:: Short problem ::
Below is a block of records; reproduce all of them exactly and leave out any pictures.

▽

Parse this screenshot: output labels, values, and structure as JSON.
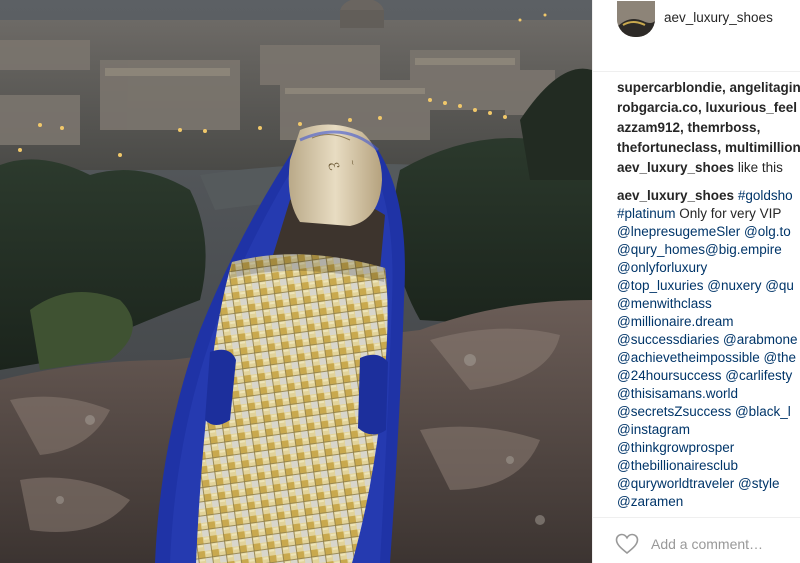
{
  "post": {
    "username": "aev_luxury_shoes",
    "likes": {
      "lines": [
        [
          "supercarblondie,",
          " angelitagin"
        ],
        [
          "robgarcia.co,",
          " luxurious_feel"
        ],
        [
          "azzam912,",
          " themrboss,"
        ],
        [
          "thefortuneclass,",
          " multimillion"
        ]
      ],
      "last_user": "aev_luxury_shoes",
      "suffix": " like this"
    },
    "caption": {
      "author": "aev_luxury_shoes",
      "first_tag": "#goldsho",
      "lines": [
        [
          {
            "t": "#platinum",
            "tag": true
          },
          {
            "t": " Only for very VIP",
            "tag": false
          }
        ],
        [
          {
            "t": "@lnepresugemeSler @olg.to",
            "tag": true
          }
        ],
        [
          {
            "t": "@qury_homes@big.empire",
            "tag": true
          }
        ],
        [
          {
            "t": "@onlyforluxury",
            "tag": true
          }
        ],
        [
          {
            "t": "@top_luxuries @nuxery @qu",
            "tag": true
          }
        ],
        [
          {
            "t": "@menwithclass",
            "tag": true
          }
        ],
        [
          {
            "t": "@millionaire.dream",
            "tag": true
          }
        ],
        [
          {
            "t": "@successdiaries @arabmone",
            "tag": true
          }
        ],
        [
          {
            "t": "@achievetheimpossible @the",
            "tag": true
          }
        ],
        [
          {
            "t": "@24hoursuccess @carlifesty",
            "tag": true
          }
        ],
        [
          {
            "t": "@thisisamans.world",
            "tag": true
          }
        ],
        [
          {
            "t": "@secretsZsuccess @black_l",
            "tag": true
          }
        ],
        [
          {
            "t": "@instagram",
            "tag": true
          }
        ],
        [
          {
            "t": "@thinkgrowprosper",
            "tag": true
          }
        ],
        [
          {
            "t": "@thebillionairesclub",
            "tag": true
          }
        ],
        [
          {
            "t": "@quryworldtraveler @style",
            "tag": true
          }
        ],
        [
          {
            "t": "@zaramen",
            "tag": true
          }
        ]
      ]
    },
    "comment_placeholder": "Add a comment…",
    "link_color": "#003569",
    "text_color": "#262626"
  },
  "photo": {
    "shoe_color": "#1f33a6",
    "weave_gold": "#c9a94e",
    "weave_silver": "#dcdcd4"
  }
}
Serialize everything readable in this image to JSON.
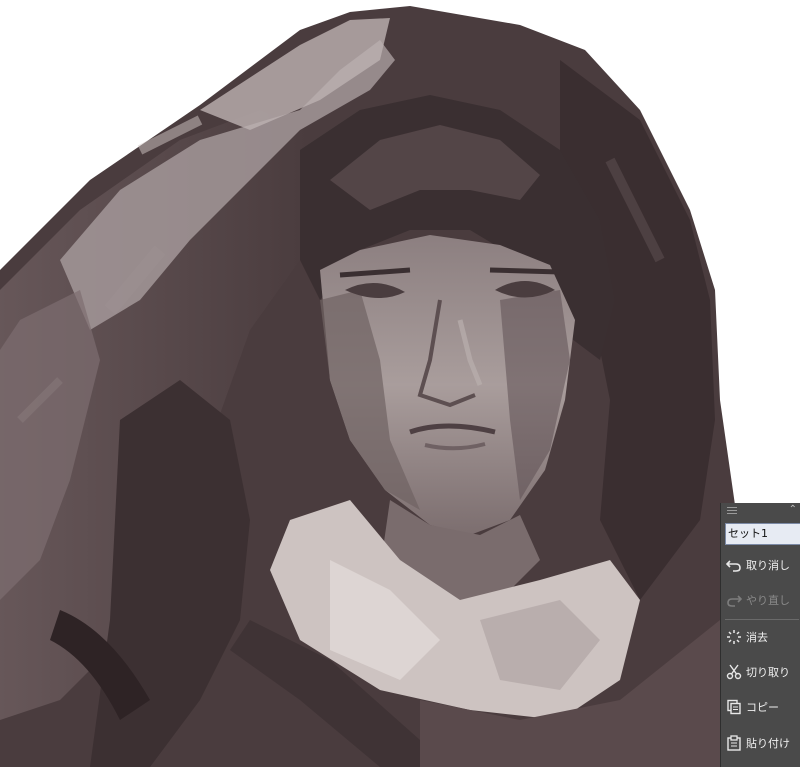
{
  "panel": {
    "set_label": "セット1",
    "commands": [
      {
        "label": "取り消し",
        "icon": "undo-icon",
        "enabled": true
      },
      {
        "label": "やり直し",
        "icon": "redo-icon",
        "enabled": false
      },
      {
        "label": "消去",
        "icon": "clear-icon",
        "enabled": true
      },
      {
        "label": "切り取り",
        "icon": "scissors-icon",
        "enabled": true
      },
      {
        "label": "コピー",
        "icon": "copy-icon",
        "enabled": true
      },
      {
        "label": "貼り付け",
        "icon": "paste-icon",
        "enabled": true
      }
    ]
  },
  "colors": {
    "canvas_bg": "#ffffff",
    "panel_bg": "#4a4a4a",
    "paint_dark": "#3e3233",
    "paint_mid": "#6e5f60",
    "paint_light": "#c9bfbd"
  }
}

△

:: The answer ::
Parse this screenshot: output labels, values, and structure as JSON.
{
  "post": {
    "username": "aev_luxury_shoes",
    "likes": {
      "lines": [
        [
          "supercarblondie,",
          " angelitagin"
        ],
        [
          "robgarcia.co,",
          " luxurious_feel"
        ],
        [
          "azzam912,",
          " themrboss,"
        ],
        [
          "thefortuneclass,",
          " multimillion"
        ]
      ],
      "last_user": "aev_luxury_shoes",
      "suffix": " like this"
    },
    "caption": {
      "author": "aev_luxury_shoes",
      "first_tag": "#goldsho",
      "lines": [
        [
          {
            "t": "#platinum",
            "tag": true
          },
          {
            "t": " Only for very VIP",
            "tag": false
          }
        ],
        [
          {
            "t": "@lnepresugemeSler @olg.to",
            "tag": true
          }
        ],
        [
          {
            "t": "@qury_homes@big.empire",
            "tag": true
          }
        ],
        [
          {
            "t": "@onlyforluxury",
            "tag": true
          }
        ],
        [
          {
            "t": "@top_luxuries @nuxery @qu",
            "tag": true
          }
        ],
        [
          {
            "t": "@menwithclass",
            "tag": true
          }
        ],
        [
          {
            "t": "@millionaire.dream",
            "tag": true
          }
        ],
        [
          {
            "t": "@successdiaries @arabmone",
            "tag": true
          }
        ],
        [
          {
            "t": "@achievetheimpossible @the",
            "tag": true
          }
        ],
        [
          {
            "t": "@24hoursuccess @carlifesty",
            "tag": true
          }
        ],
        [
          {
            "t": "@thisisamans.world",
            "tag": true
          }
        ],
        [
          {
            "t": "@secretsZsuccess @black_l",
            "tag": true
          }
        ],
        [
          {
            "t": "@instagram",
            "tag": true
          }
        ],
        [
          {
            "t": "@thinkgrowprosper",
            "tag": true
          }
        ],
        [
          {
            "t": "@thebillionairesclub",
            "tag": true
          }
        ],
        [
          {
            "t": "@quryworldtraveler @style",
            "tag": true
          }
        ],
        [
          {
            "t": "@zaramen",
            "tag": true
          }
        ]
      ]
    },
    "comment_placeholder": "Add a comment…",
    "link_color": "#003569",
    "text_color": "#262626"
  },
  "photo": {
    "shoe_color": "#1f33a6",
    "weave_gold": "#c9a94e",
    "weave_silver": "#dcdcd4"
  }
}
Serialize everything readable in this image to JSON.
{
  "panel": {
    "set_label": "セット1",
    "commands": [
      {
        "label": "取り消し",
        "icon": "undo-icon",
        "enabled": true
      },
      {
        "label": "やり直し",
        "icon": "redo-icon",
        "enabled": false
      },
      {
        "label": "消去",
        "icon": "clear-icon",
        "enabled": true
      },
      {
        "label": "切り取り",
        "icon": "scissors-icon",
        "enabled": true
      },
      {
        "label": "コピー",
        "icon": "copy-icon",
        "enabled": true
      },
      {
        "label": "貼り付け",
        "icon": "paste-icon",
        "enabled": true
      }
    ]
  },
  "colors": {
    "canvas_bg": "#ffffff",
    "panel_bg": "#4a4a4a",
    "paint_dark": "#3e3233",
    "paint_mid": "#6e5f60",
    "paint_light": "#c9bfbd"
  }
}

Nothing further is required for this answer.